Element boundary records
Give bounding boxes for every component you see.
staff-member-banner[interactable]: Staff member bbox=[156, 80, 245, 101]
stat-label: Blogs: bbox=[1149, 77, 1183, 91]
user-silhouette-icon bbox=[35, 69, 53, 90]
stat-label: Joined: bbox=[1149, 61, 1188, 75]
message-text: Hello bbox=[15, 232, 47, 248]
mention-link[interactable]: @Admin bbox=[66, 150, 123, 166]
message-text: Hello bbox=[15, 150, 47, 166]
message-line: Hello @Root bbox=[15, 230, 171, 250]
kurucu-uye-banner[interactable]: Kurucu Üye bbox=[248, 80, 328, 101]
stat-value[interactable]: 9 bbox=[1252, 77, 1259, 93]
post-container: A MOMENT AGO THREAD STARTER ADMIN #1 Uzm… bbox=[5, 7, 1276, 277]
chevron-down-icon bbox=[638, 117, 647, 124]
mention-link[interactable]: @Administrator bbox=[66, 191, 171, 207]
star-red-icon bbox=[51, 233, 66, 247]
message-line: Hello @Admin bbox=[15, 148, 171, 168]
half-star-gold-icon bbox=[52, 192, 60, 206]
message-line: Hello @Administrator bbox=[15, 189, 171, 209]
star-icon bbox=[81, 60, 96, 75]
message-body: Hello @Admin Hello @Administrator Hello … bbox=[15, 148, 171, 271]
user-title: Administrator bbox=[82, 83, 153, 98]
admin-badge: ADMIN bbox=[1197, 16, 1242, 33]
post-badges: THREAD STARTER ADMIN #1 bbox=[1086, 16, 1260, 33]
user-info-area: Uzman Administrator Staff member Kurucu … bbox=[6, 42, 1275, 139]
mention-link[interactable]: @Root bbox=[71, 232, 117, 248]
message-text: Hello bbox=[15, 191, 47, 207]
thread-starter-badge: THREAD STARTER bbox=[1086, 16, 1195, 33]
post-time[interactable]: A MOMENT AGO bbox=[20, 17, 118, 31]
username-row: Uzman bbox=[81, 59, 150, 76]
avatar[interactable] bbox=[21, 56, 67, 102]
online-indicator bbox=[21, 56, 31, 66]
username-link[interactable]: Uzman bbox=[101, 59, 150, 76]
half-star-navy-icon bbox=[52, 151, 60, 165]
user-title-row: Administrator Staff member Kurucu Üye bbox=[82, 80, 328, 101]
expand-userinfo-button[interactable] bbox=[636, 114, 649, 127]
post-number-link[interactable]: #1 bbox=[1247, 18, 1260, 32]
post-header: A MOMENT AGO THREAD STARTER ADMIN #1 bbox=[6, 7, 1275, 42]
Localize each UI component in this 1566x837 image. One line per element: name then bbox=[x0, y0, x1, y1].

**Problem details:**
Write out every line of the entries above, character for character, with no changes.

**Task output:**
Give bounding boxes for every component you see.
staff-member-banner[interactable]: Staff member bbox=[156, 80, 245, 101]
stat-label: Blogs: bbox=[1149, 77, 1183, 91]
user-silhouette-icon bbox=[35, 69, 53, 90]
stat-label: Joined: bbox=[1149, 61, 1188, 75]
message-text: Hello bbox=[15, 232, 47, 248]
mention-link[interactable]: @Admin bbox=[66, 150, 123, 166]
message-text: Hello bbox=[15, 150, 47, 166]
message-line: Hello @Root bbox=[15, 230, 171, 250]
kurucu-uye-banner[interactable]: Kurucu Üye bbox=[248, 80, 328, 101]
stat-value[interactable]: 9 bbox=[1252, 77, 1259, 93]
post-container: A MOMENT AGO THREAD STARTER ADMIN #1 Uzm… bbox=[5, 7, 1276, 277]
chevron-down-icon bbox=[638, 117, 647, 124]
mention-link[interactable]: @Administrator bbox=[66, 191, 171, 207]
star-red-icon bbox=[51, 233, 66, 247]
message-line: Hello @Admin bbox=[15, 148, 171, 168]
half-star-gold-icon bbox=[52, 192, 60, 206]
message-line: Hello @Administrator bbox=[15, 189, 171, 209]
star-icon bbox=[81, 60, 96, 75]
message-body: Hello @Admin Hello @Administrator Hello … bbox=[15, 148, 171, 271]
user-title: Administrator bbox=[82, 83, 153, 98]
admin-badge: ADMIN bbox=[1197, 16, 1242, 33]
post-badges: THREAD STARTER ADMIN #1 bbox=[1086, 16, 1260, 33]
user-info-area: Uzman Administrator Staff member Kurucu … bbox=[6, 42, 1275, 139]
mention-link[interactable]: @Root bbox=[71, 232, 117, 248]
message-text: Hello bbox=[15, 191, 47, 207]
thread-starter-badge: THREAD STARTER bbox=[1086, 16, 1195, 33]
post-time[interactable]: A MOMENT AGO bbox=[20, 17, 118, 31]
username-row: Uzman bbox=[81, 59, 150, 76]
avatar[interactable] bbox=[21, 56, 67, 102]
online-indicator bbox=[21, 56, 31, 66]
username-link[interactable]: Uzman bbox=[101, 59, 150, 76]
half-star-navy-icon bbox=[52, 151, 60, 165]
user-title-row: Administrator Staff member Kurucu Üye bbox=[82, 80, 328, 101]
expand-userinfo-button[interactable] bbox=[636, 114, 649, 127]
post-number-link[interactable]: #1 bbox=[1247, 18, 1260, 32]
post-header: A MOMENT AGO THREAD STARTER ADMIN #1 bbox=[6, 7, 1275, 42]
Localize each UI component in this 1566x837 image. One line per element: name then bbox=[x0, y0, x1, y1].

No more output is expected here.